= Problem to work on =
For each line of the data below that holds "como", copy the line.

= Records contained in a dataset =
-=-=-
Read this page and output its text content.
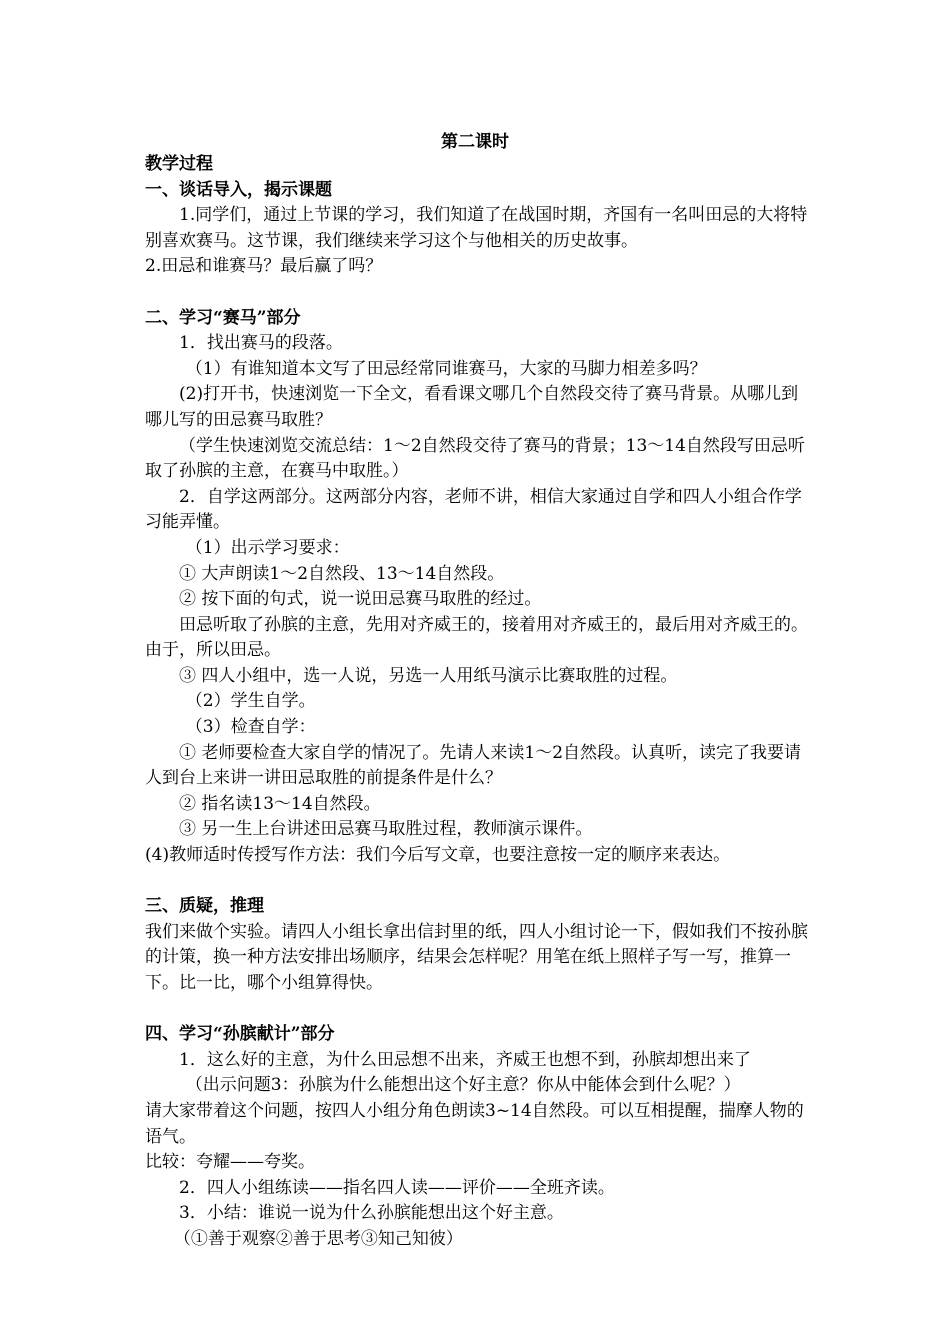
第二课时
教学过程
一、谈话导入，揭示课题
1.同学们，通过上节课的学习，我们知道了在战国时期，齐国有一名叫田忌的大将特别喜欢赛马。这节课，我们继续来学习这个与他相关的历史故事。
2.田忌和谁赛马？最后赢了吗？
二、学习“赛马”部分
1．找出赛马的段落。
（1）有谁知道本文写了田忌经常同谁赛马，大家的马脚力相差多吗？
(2)打开书，快速浏览一下全文，看看课文哪几个自然段交待了赛马背景。从哪儿到哪儿写的田忌赛马取胜？
（学生快速浏览交流总结：1～2自然段交待了赛马的背景；13～14自然段写田忌听取了孙膑的主意，在赛马中取胜。）
2．自学这两部分。这两部分内容，老师不讲，相信大家通过自学和四人小组合作学习能弄懂。
（1）出示学习要求：
① 大声朗读1～2自然段、13～14自然段。
② 按下面的句式，说一说田忌赛马取胜的经过。
田忌听取了孙膑的主意，先用对齐威王的，接着用对齐威王的，最后用对齐威王的。由于，所以田忌。
③ 四人小组中，选一人说，另选一人用纸马演示比赛取胜的过程。
（2）学生自学。
（3）检查自学：
① 老师要检查大家自学的情况了。先请人来读1～2自然段。认真听，读完了我要请人到台上来讲一讲田忌取胜的前提条件是什么？
② 指名读13～14自然段。
③ 另一生上台讲述田忌赛马取胜过程，教师演示课件。
(4)教师适时传授写作方法：我们今后写文章，也要注意按一定的顺序来表达。
三、质疑，推理
我们来做个实验。请四人小组长拿出信封里的纸，四人小组讨论一下，假如我们不按孙膑的计策，换一种方法安排出场顺序，结果会怎样呢？用笔在纸上照样子写一写，推算一下。比一比，哪个小组算得快。
四、学习“孙膑献计”部分
1．这么好的主意，为什么田忌想不出来，齐威王也想不到，孙膑却想出来了
（出示问题3：孙膑为什么能想出这个好主意？你从中能体会到什么呢？）
请大家带着这个问题，按四人小组分角色朗读3~14自然段。可以互相提醒，揣摩人物的语气。
比较：夸耀——夸奖。
2．四人小组练读——指名四人读——评价——全班齐读。
3．小结：谁说一说为什么孙膑能想出这个好主意。
（①善于观察②善于思考③知己知彼）
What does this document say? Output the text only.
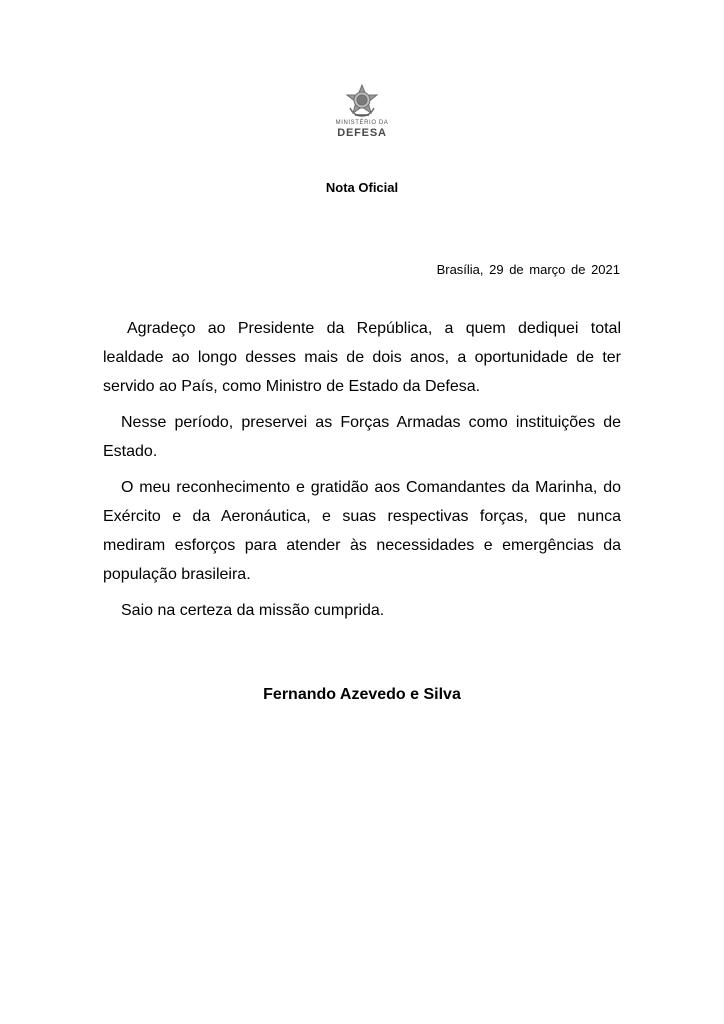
MINISTÉRIO DA
DEFESA
Nota Oficial
Brasília, 29 de março de 2021

Agradeço ao Presidente da República, a quem dediquei total lealdade ao longo desses mais de dois anos, a oportunidade de ter servido ao País, como Ministro de Estado da Defesa.

Nesse período, preservei as Forças Armadas como instituições de Estado.

O meu reconhecimento e gratidão aos Comandantes da Marinha, do Exército e da Aeronáutica, e suas respectivas forças, que nunca mediram esforços para atender às necessidades e emergências da população brasileira.

Saio na certeza da missão cumprida.

Fernando Azevedo e Silva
-=-=-
= Exercise output =
Agradeço ao Presidente da República, a quem dediquei total lealdade ao longo desses mais de dois anos, a oportunidade de ter servido ao País, como Ministro de Estado da Defesa.
Nesse período, preservei as Forças Armadas como instituições de Estado.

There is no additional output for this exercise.